*DIRECTIONS FOR THIS TASK*
In the passage about Stanford ROTC below, restate the stretch from "Although under duress" through "house the program.", switching "taxpayer-supported" to "publicly funded".

Although under duress at other area schools as well, ROTC lived on at taxpayer-supported universities, such as UC-Berkeley and San Jose State, which were legally bound to house the program.

Despite their low profile, lack of campus support and inconvenient weekly commute, a few Stanford men and women have been enrolled in ROTC every year since the program left the Farm. Today’s trainees profess the same motivation that drew earlier generations to the program—a sense of duty, patriotism, and a tuition-free college education.

Midshipman Steve Young recalls the day he received a letter and a facsimile check from the Navy when he was a high school senior. “The letter said, ‘Stanford costs a hundred thousand dollars; ROTC will pay for it,’” says Young, ’03. In return, Young agreed to an eight-year military commitment, including four years immediately following graduation.

All the Stanford ROTC students interviewed for this story acknowledged that the money was an important incentive, but said they would not have chosen ROTC if they hadn’t felt drawn to military service.

“I believe in honor and duty,” says junior Melissa Corley, an Air Force cadet. “And I feel that being involved in something big will give me a much broader opportunity to make a difference.”

*DATASET*
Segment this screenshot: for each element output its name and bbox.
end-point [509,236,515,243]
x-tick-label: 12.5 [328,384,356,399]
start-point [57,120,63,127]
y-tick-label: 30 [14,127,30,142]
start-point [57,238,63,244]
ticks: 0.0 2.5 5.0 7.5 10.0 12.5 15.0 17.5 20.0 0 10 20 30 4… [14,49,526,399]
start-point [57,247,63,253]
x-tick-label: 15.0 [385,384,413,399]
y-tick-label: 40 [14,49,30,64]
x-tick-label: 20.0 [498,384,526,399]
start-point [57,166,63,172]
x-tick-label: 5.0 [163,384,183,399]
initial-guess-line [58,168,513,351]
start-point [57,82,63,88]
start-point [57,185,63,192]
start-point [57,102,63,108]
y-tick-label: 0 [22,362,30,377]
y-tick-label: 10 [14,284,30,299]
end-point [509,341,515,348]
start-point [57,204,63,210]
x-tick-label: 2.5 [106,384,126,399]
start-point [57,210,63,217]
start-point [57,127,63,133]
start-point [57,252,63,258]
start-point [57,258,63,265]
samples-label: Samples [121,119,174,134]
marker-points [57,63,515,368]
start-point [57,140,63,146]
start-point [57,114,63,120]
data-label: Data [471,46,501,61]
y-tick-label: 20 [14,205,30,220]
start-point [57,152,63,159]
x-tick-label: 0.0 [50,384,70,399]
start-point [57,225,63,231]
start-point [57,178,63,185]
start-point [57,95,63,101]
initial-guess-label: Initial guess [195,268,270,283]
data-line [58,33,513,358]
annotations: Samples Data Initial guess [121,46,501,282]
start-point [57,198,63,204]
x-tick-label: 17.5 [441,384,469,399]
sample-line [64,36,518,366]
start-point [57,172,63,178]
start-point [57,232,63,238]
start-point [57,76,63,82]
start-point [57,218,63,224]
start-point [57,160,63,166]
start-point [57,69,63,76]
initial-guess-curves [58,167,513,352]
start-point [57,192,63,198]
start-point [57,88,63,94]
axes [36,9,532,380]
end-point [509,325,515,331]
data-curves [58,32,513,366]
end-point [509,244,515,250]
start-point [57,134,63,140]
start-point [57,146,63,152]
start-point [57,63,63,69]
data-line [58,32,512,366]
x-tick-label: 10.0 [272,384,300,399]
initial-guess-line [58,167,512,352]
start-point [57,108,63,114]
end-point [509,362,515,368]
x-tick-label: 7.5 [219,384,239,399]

*TASK SOLUTION*
Although under duress at other area schools as well, ROTC lived on at publicly funded universities, such as UC-Berkeley and San Jose State, which were legally bound to house the program.